=== Input ===
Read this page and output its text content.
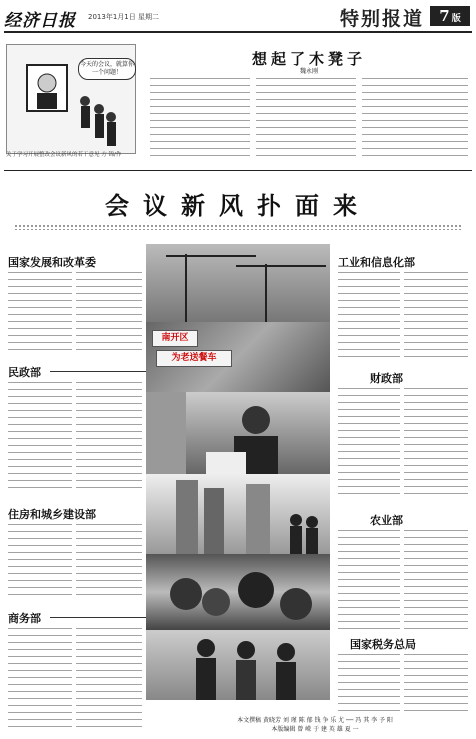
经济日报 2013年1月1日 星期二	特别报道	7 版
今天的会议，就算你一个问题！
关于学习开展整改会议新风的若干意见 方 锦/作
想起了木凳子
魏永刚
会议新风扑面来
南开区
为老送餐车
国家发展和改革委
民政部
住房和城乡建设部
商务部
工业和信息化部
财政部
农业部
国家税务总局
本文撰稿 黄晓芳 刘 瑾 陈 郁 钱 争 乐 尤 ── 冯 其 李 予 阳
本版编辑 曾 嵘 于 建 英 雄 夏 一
===
=== Input ===
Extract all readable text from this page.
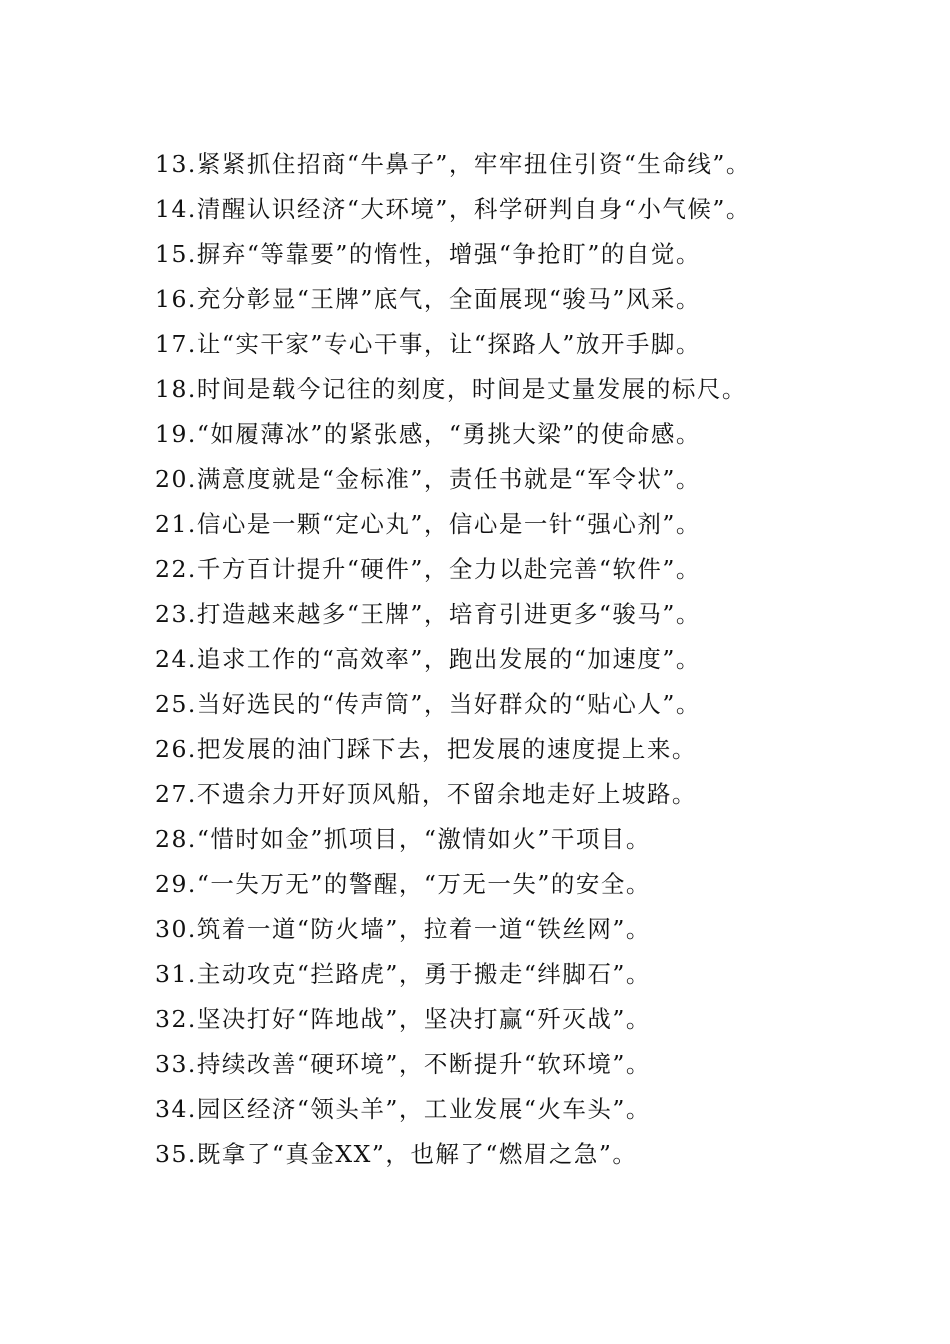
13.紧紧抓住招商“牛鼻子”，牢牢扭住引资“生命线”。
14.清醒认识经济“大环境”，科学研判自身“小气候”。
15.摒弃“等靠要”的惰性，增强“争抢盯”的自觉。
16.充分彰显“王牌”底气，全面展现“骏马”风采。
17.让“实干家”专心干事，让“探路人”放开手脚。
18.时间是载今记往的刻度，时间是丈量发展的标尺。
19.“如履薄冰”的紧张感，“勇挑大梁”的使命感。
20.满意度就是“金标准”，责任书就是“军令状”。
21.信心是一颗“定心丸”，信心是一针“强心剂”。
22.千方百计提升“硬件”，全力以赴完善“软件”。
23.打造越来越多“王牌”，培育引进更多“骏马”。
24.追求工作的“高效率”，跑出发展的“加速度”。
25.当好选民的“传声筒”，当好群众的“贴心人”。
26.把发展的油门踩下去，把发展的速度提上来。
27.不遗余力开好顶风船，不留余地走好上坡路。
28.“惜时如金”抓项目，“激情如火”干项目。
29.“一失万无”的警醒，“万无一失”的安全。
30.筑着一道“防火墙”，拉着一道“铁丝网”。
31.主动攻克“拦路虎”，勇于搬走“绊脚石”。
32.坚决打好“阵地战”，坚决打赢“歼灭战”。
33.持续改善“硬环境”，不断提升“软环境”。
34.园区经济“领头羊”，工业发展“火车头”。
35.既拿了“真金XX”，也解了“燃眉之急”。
===
> **Description of the task**
In the material above, find each line that contains the word "page", and select it.

> **Exercise solution**
Read this page and output its text content.
Extract all readable text from this page.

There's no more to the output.